#### To do
Reproduce the following lines exactly as they appear, covering every record, but leave the pictures out of your answer.

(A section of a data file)

>>>

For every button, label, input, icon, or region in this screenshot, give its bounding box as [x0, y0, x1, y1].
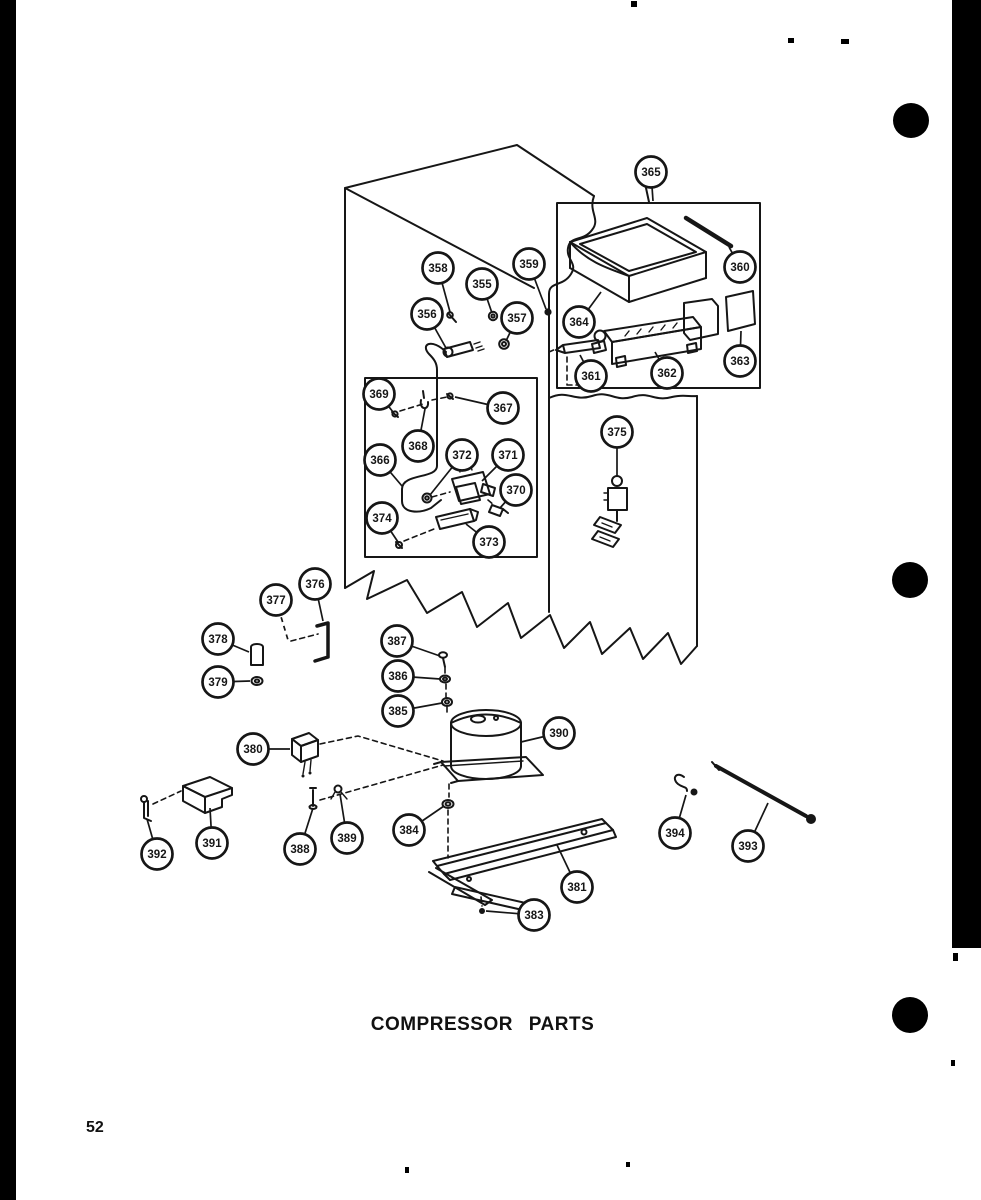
- callout-364: 364: [564, 292, 602, 338]
- svg-text:385: 385: [388, 706, 408, 718]
- callout-394: 394: [660, 795, 691, 849]
- callout-388: 388: [285, 808, 316, 865]
- svg-text:376: 376: [305, 579, 324, 591]
- svg-text:394: 394: [665, 828, 685, 840]
- svg-text:356: 356: [417, 309, 436, 321]
- callout-389: 389: [332, 794, 363, 854]
- svg-text:388: 388: [290, 844, 310, 856]
- svg-text:384: 384: [399, 825, 419, 837]
- callout-379: 379: [203, 667, 251, 698]
- callout-381: 381: [557, 845, 593, 903]
- svg-text:361: 361: [581, 371, 601, 383]
- drain-strap-rod: [712, 762, 816, 824]
- callout-374: 374: [367, 503, 399, 543]
- callout-377: 377: [261, 585, 292, 641]
- svg-text:362: 362: [657, 368, 676, 380]
- svg-text:393: 393: [738, 841, 757, 853]
- terminal-cover-box: [183, 777, 232, 813]
- svg-text:372: 372: [452, 450, 471, 462]
- mounting-plate: [726, 291, 755, 331]
- callout-361: 361: [576, 355, 607, 392]
- cabinet-outline: [345, 145, 697, 664]
- callout-387: 387: [382, 626, 441, 657]
- callout-370: 370: [500, 475, 532, 509]
- callout-layer: 3553563573583593603613623633643653663673…: [142, 157, 769, 931]
- ice-maker-wire-rod: [686, 218, 731, 246]
- svg-text:368: 368: [408, 441, 428, 453]
- cover-retainer-clip: [141, 791, 181, 821]
- svg-text:378: 378: [208, 634, 228, 646]
- callout-369: 369: [364, 379, 395, 413]
- mounting-stud-and-clip: [310, 765, 444, 809]
- svg-text:367: 367: [493, 403, 512, 415]
- ice-maker-unit: [592, 299, 718, 367]
- callout-378: 378: [203, 624, 250, 655]
- svg-text:374: 374: [372, 513, 392, 525]
- svg-text:380: 380: [243, 744, 262, 756]
- callout-355: 355: [467, 269, 498, 314]
- svg-text:360: 360: [730, 262, 749, 274]
- callout-356: 356: [412, 299, 447, 349]
- svg-text:358: 358: [428, 263, 448, 275]
- compressor-mounting-hardware: [439, 652, 452, 714]
- compressor: [434, 710, 543, 783]
- figure-title: COMPRESSOR PARTS: [330, 1014, 635, 1036]
- callout-363: 363: [725, 331, 756, 377]
- callout-367: 367: [455, 393, 519, 424]
- tube-hook-clip: [675, 775, 698, 796]
- callout-375: 375: [602, 417, 633, 478]
- standoff-and-grommet: [251, 644, 263, 685]
- callout-392: 392: [142, 819, 173, 870]
- svg-text:363: 363: [730, 356, 749, 368]
- cabinet-screws-grommets: [447, 308, 551, 348]
- svg-text:364: 364: [569, 317, 589, 329]
- tube-clamp-screws: [392, 391, 453, 417]
- water-inlet-tube-assembly: [402, 342, 484, 512]
- svg-text:386: 386: [388, 671, 407, 683]
- svg-text:370: 370: [506, 485, 525, 497]
- svg-text:369: 369: [369, 389, 388, 401]
- svg-text:373: 373: [479, 537, 498, 549]
- svg-text:375: 375: [607, 427, 627, 439]
- callout-393: 393: [733, 803, 769, 862]
- callout-368: 368: [403, 409, 434, 462]
- callout-376: 376: [300, 569, 331, 622]
- callout-360: 360: [725, 247, 756, 283]
- callout-385: 385: [383, 696, 443, 727]
- svg-text:391: 391: [202, 838, 222, 850]
- solenoid-valve-part: [592, 476, 627, 547]
- manual-page: 3553563573583593603613623633643653663673…: [0, 0, 981, 1200]
- svg-text:371: 371: [498, 450, 518, 462]
- svg-text:392: 392: [147, 849, 166, 861]
- svg-text:377: 377: [266, 595, 285, 607]
- page-number: 52: [86, 1119, 104, 1137]
- svg-text:381: 381: [567, 882, 587, 894]
- svg-text:366: 366: [370, 455, 389, 467]
- callout-365: 365: [636, 157, 667, 202]
- svg-text:387: 387: [387, 636, 406, 648]
- svg-text:365: 365: [641, 167, 661, 179]
- valve-bracket: [396, 509, 478, 548]
- svg-text:379: 379: [208, 677, 227, 689]
- callout-390: 390: [521, 718, 575, 749]
- water-valve-assembly: [423, 464, 509, 516]
- svg-text:359: 359: [519, 259, 538, 271]
- callout-373: 373: [466, 524, 505, 558]
- svg-text:355: 355: [472, 279, 492, 291]
- callout-357: 357: [502, 303, 533, 342]
- callout-384: 384: [394, 806, 445, 846]
- svg-text:390: 390: [549, 728, 568, 740]
- support-bracket: [291, 623, 328, 661]
- svg-text:383: 383: [524, 910, 543, 922]
- svg-text:357: 357: [507, 313, 526, 325]
- callout-386: 386: [383, 661, 441, 692]
- compressor-grommet: [443, 784, 454, 858]
- svg-text:389: 389: [337, 833, 356, 845]
- callout-380: 380: [238, 734, 291, 765]
- callout-391: 391: [197, 808, 228, 859]
- callout-366: 366: [365, 445, 403, 487]
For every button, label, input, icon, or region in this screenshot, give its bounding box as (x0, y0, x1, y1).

<<<

#### Worked answer
For every button, label, input, icon, or region in this screenshot, give its bounding box as [x0, y0, x1, y1].
- callout-364: 364: [564, 292, 602, 338]
- svg-text:385: 385: [388, 706, 408, 718]
- callout-394: 394: [660, 795, 691, 849]
- callout-388: 388: [285, 808, 316, 865]
- svg-text:376: 376: [305, 579, 324, 591]
- svg-text:394: 394: [665, 828, 685, 840]
- svg-text:356: 356: [417, 309, 436, 321]
- callout-389: 389: [332, 794, 363, 854]
- svg-text:388: 388: [290, 844, 310, 856]
- svg-text:384: 384: [399, 825, 419, 837]
- callout-379: 379: [203, 667, 251, 698]
- callout-381: 381: [557, 845, 593, 903]
- svg-text:361: 361: [581, 371, 601, 383]
- drain-strap-rod: [712, 762, 816, 824]
- callout-374: 374: [367, 503, 399, 543]
- callout-377: 377: [261, 585, 292, 641]
- svg-text:362: 362: [657, 368, 676, 380]
- svg-text:393: 393: [738, 841, 757, 853]
- terminal-cover-box: [183, 777, 232, 813]
- svg-text:372: 372: [452, 450, 471, 462]
- mounting-plate: [726, 291, 755, 331]
- callout-361: 361: [576, 355, 607, 392]
- cabinet-outline: [345, 145, 697, 664]
- callout-387: 387: [382, 626, 441, 657]
- callout-370: 370: [500, 475, 532, 509]
- callout-layer: 3553563573583593603613623633643653663673…: [142, 157, 769, 931]
- ice-maker-wire-rod: [686, 218, 731, 246]
- svg-text:368: 368: [408, 441, 428, 453]
- cover-retainer-clip: [141, 791, 181, 821]
- svg-text:378: 378: [208, 634, 228, 646]
- callout-369: 369: [364, 379, 395, 413]
- mounting-stud-and-clip: [310, 765, 444, 809]
- svg-text:367: 367: [493, 403, 512, 415]
- ice-maker-unit: [592, 299, 718, 367]
- callout-378: 378: [203, 624, 250, 655]
- svg-text:374: 374: [372, 513, 392, 525]
- svg-text:380: 380: [243, 744, 262, 756]
- callout-355: 355: [467, 269, 498, 314]
- svg-text:360: 360: [730, 262, 749, 274]
- callout-356: 356: [412, 299, 447, 349]
- svg-text:358: 358: [428, 263, 448, 275]
- compressor-mounting-hardware: [439, 652, 452, 714]
- compressor: [434, 710, 543, 783]
- figure-title: COMPRESSOR PARTS: [330, 1014, 635, 1036]
- callout-363: 363: [725, 331, 756, 377]
- callout-367: 367: [455, 393, 519, 424]
- tube-hook-clip: [675, 775, 698, 796]
- callout-375: 375: [602, 417, 633, 478]
- standoff-and-grommet: [251, 644, 263, 685]
- callout-392: 392: [142, 819, 173, 870]
- svg-text:363: 363: [730, 356, 749, 368]
- cabinet-screws-grommets: [447, 308, 551, 348]
- svg-text:364: 364: [569, 317, 589, 329]
- tube-clamp-screws: [392, 391, 453, 417]
- water-inlet-tube-assembly: [402, 342, 484, 512]
- svg-text:386: 386: [388, 671, 407, 683]
- svg-text:370: 370: [506, 485, 525, 497]
- svg-text:369: 369: [369, 389, 388, 401]
- svg-text:373: 373: [479, 537, 498, 549]
- svg-text:375: 375: [607, 427, 627, 439]
- callout-393: 393: [733, 803, 769, 862]
- callout-368: 368: [403, 409, 434, 462]
- callout-376: 376: [300, 569, 331, 622]
- callout-360: 360: [725, 247, 756, 283]
- callout-385: 385: [383, 696, 443, 727]
- svg-text:391: 391: [202, 838, 222, 850]
- solenoid-valve-part: [592, 476, 627, 547]
- manual-page: 3553563573583593603613623633643653663673…: [0, 0, 981, 1200]
- svg-text:371: 371: [498, 450, 518, 462]
- svg-text:392: 392: [147, 849, 166, 861]
- svg-text:377: 377: [266, 595, 285, 607]
- page-number: 52: [86, 1119, 104, 1137]
- svg-text:381: 381: [567, 882, 587, 894]
- svg-text:366: 366: [370, 455, 389, 467]
- callout-365: 365: [636, 157, 667, 202]
- svg-text:387: 387: [387, 636, 406, 648]
- svg-text:365: 365: [641, 167, 661, 179]
- valve-bracket: [396, 509, 478, 548]
- svg-text:379: 379: [208, 677, 227, 689]
- callout-390: 390: [521, 718, 575, 749]
- water-valve-assembly: [423, 464, 509, 516]
- svg-text:359: 359: [519, 259, 538, 271]
- callout-373: 373: [466, 524, 505, 558]
- svg-text:355: 355: [472, 279, 492, 291]
- callout-357: 357: [502, 303, 533, 342]
- callout-384: 384: [394, 806, 445, 846]
- svg-text:390: 390: [549, 728, 568, 740]
- support-bracket: [291, 623, 328, 661]
- svg-text:383: 383: [524, 910, 543, 922]
- svg-text:357: 357: [507, 313, 526, 325]
- callout-386: 386: [383, 661, 441, 692]
- compressor-grommet: [443, 784, 454, 858]
- svg-text:389: 389: [337, 833, 356, 845]
- callout-380: 380: [238, 734, 291, 765]
- callout-391: 391: [197, 808, 228, 859]
- callout-366: 366: [365, 445, 403, 487]
For every button, label, input, icon, or region in this screenshot, give its bounding box as (x0, y0, x1, y1).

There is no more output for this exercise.